What to produce: Identify and copy all lines of the material where the string "objects" is found.

○ ○ ○

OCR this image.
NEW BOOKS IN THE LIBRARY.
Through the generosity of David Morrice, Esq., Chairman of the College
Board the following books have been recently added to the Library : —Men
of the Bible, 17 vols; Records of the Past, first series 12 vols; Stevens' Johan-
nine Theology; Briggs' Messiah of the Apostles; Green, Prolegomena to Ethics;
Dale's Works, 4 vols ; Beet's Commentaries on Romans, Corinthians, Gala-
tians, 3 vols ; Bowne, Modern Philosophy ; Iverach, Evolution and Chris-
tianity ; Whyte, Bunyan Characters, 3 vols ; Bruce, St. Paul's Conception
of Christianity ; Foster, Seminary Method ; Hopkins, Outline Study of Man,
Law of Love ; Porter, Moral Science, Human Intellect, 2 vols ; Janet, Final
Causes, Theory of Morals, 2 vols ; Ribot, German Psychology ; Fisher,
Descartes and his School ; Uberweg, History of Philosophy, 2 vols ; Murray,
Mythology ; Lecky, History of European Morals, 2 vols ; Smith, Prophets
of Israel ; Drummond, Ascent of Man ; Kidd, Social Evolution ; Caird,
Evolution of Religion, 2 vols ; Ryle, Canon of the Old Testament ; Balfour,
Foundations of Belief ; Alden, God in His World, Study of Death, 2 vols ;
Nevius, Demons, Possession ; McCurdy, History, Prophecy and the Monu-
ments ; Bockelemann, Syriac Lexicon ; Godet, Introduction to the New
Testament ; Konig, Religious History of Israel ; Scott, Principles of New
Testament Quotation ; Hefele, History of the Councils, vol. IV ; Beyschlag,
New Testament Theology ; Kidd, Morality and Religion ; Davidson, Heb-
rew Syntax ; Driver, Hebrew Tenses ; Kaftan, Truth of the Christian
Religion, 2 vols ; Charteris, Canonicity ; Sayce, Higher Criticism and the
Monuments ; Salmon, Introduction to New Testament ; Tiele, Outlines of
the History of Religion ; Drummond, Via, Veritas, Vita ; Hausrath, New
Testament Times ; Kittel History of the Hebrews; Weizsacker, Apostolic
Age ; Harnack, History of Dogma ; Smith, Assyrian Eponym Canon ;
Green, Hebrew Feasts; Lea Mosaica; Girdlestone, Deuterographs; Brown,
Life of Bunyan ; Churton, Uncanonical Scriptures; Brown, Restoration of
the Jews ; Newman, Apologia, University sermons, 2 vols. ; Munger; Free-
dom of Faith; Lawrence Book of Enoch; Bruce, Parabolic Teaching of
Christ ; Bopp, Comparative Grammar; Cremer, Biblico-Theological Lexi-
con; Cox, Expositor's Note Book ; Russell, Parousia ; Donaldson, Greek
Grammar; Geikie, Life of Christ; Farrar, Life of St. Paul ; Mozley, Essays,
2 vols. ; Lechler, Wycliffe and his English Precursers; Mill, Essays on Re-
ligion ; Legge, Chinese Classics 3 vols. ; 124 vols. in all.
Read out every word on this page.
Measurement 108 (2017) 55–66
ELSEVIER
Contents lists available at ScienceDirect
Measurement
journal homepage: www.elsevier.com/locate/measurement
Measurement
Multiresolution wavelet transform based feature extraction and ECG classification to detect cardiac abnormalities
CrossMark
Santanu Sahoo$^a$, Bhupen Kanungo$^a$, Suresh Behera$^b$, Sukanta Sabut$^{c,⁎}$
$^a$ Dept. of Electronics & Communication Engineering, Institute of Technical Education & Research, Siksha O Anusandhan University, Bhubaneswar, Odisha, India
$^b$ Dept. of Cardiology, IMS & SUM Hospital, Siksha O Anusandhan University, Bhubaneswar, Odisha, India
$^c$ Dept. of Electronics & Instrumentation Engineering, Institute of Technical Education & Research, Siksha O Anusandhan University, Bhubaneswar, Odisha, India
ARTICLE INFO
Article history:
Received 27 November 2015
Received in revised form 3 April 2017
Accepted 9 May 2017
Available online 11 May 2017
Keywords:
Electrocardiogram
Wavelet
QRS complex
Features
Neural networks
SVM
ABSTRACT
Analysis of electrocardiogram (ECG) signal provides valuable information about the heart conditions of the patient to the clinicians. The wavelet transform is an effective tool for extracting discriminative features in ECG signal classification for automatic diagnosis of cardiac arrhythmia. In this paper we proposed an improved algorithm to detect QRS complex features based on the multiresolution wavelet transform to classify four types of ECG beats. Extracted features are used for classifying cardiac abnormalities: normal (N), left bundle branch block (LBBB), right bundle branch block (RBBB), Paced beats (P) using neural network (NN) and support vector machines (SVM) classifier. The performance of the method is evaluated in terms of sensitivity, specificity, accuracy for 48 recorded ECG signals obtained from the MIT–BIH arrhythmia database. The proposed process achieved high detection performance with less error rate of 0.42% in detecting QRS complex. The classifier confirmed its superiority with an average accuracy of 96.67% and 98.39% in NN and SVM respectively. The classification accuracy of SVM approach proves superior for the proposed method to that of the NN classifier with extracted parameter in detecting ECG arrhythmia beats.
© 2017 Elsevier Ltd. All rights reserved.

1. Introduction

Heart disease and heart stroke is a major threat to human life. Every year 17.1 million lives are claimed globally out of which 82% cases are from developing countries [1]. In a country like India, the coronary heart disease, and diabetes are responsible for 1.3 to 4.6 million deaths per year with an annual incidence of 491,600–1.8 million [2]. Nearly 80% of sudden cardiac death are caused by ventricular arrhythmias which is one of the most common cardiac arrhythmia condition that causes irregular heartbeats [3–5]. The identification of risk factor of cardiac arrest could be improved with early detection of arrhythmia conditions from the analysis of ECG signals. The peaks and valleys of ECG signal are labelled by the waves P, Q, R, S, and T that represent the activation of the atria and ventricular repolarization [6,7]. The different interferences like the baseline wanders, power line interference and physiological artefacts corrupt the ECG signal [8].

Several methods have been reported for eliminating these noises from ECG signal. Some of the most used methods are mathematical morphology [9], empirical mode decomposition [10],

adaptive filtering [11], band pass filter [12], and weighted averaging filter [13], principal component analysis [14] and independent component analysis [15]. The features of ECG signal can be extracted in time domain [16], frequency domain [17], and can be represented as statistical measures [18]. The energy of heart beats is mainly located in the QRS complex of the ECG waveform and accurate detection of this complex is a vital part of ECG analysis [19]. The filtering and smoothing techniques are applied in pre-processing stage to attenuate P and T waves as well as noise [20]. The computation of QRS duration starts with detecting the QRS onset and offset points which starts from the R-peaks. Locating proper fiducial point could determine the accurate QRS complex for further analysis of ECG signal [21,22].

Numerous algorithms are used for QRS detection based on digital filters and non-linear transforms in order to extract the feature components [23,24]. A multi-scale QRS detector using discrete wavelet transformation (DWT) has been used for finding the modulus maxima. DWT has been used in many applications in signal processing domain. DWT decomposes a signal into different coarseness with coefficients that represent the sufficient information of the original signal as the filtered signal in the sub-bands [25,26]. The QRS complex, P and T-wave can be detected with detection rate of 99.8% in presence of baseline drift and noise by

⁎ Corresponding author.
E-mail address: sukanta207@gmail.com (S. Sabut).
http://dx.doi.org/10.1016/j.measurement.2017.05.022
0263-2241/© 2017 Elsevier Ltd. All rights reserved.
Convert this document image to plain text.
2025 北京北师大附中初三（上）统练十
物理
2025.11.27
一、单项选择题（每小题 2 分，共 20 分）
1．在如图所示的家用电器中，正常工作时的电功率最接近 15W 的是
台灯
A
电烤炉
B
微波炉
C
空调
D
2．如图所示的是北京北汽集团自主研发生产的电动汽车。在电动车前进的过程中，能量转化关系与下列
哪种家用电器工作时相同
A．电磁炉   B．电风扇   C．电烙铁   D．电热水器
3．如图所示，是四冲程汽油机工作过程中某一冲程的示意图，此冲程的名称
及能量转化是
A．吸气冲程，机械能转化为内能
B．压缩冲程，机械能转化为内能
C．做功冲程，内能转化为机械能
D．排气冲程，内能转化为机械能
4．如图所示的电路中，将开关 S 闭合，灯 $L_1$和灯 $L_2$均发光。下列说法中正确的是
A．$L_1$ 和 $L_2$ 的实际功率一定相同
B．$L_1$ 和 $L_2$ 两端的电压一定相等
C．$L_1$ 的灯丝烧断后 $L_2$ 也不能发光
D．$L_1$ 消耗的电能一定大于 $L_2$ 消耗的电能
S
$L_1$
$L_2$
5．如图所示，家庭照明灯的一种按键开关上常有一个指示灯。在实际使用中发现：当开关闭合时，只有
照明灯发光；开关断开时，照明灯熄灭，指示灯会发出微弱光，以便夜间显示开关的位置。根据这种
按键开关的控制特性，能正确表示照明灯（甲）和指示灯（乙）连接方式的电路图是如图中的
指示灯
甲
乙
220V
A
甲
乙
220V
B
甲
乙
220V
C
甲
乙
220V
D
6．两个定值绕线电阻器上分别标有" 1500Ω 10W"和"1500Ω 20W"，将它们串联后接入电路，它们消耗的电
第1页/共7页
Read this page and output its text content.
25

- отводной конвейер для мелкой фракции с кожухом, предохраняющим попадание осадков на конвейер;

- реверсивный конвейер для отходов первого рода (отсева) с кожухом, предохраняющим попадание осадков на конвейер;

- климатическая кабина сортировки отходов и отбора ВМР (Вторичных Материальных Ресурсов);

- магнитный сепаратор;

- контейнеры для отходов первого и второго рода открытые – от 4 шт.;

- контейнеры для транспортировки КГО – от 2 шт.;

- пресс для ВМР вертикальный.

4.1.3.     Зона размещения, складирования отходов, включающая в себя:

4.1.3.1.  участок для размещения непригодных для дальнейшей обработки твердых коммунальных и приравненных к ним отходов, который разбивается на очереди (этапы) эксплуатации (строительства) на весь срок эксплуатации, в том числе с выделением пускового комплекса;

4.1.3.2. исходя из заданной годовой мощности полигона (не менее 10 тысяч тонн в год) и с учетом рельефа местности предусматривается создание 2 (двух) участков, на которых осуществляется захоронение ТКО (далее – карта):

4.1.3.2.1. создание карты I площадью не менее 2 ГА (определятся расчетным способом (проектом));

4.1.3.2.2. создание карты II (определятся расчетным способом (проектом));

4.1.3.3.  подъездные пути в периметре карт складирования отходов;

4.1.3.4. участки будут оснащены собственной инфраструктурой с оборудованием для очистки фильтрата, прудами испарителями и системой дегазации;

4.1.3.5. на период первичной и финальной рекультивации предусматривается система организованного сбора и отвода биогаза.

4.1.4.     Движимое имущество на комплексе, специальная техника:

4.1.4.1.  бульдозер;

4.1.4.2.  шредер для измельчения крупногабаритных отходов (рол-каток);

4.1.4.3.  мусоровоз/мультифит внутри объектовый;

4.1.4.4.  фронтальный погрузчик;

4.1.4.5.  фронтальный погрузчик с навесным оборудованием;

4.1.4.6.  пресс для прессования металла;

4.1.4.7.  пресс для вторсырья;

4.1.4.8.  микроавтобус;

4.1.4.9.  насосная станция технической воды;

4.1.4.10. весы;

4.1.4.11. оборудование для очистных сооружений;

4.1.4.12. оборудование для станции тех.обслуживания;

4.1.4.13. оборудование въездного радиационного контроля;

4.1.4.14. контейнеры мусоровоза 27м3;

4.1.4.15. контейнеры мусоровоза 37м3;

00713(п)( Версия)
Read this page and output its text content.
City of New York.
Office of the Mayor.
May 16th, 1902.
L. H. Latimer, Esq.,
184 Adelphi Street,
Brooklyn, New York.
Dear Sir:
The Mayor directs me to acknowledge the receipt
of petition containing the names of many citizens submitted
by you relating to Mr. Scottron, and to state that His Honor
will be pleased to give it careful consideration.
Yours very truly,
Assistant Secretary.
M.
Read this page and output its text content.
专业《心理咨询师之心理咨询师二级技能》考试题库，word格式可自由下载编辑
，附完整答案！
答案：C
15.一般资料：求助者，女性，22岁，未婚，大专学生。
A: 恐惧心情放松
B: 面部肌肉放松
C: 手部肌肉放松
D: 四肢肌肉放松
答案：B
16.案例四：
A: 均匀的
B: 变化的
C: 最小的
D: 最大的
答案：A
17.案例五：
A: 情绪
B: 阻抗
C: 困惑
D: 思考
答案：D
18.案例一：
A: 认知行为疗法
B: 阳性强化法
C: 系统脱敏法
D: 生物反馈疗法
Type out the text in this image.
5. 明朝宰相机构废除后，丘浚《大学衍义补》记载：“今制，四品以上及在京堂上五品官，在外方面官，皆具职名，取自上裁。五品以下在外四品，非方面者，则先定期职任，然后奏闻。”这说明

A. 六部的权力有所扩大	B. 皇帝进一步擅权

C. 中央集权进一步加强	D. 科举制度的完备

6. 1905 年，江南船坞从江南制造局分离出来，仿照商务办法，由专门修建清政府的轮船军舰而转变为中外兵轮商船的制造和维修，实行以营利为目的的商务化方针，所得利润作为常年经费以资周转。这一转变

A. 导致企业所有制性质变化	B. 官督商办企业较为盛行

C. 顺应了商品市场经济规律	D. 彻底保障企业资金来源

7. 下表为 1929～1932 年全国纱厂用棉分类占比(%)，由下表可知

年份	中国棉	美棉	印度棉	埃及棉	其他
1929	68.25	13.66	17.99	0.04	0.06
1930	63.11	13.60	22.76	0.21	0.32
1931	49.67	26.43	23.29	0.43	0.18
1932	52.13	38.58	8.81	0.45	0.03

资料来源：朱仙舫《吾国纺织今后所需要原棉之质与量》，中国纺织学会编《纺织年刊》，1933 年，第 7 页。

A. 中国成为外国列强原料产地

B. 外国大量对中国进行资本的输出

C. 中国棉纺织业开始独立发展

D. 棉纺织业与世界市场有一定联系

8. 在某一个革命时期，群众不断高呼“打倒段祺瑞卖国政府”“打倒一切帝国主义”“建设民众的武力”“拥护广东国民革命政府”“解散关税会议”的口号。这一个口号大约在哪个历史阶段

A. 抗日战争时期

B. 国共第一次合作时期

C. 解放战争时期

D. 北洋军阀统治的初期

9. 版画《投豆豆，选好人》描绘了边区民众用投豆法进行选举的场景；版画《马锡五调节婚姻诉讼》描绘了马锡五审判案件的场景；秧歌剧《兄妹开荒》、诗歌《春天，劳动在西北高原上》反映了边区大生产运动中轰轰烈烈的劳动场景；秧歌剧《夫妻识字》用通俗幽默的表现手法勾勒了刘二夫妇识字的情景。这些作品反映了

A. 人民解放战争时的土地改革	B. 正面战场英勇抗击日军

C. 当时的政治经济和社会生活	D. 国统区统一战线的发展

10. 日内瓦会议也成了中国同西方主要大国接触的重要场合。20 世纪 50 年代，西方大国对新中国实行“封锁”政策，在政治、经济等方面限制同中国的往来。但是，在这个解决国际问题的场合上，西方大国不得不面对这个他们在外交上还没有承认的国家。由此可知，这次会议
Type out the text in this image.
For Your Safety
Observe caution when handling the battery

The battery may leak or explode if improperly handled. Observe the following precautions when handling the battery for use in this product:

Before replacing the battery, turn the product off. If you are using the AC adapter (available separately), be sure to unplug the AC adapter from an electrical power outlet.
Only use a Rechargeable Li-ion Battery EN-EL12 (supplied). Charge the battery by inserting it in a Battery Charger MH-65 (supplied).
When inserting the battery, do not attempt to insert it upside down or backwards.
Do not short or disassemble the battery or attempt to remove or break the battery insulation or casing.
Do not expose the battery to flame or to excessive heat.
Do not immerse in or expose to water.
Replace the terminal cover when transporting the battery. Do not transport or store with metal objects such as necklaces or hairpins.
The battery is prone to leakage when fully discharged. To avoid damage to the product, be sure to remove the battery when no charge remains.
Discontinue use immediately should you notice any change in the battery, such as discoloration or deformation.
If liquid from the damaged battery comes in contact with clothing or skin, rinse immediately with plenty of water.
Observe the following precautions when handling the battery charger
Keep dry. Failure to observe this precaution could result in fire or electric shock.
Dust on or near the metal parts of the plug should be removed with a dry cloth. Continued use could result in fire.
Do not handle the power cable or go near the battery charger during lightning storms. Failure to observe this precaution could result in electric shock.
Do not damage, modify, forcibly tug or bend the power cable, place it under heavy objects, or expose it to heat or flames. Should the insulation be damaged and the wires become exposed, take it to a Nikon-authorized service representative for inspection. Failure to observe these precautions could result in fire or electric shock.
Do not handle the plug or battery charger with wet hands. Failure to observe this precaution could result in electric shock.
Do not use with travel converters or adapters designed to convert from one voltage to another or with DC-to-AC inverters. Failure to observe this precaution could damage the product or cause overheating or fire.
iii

○ ○ ○

Full solution:
Replace the terminal cover when transporting the battery. Do not transport or store with metal objects such as necklaces or hairpins.
Do not damage, modify, forcibly tug or bend the power cable, place it under heavy objects, or expose it to heat or flames. Should the insulation be damaged and the wires become exposed, take it to a Nikon-authorized service representative for inspection. Failure to observe these precautions could result in fire or electric shock.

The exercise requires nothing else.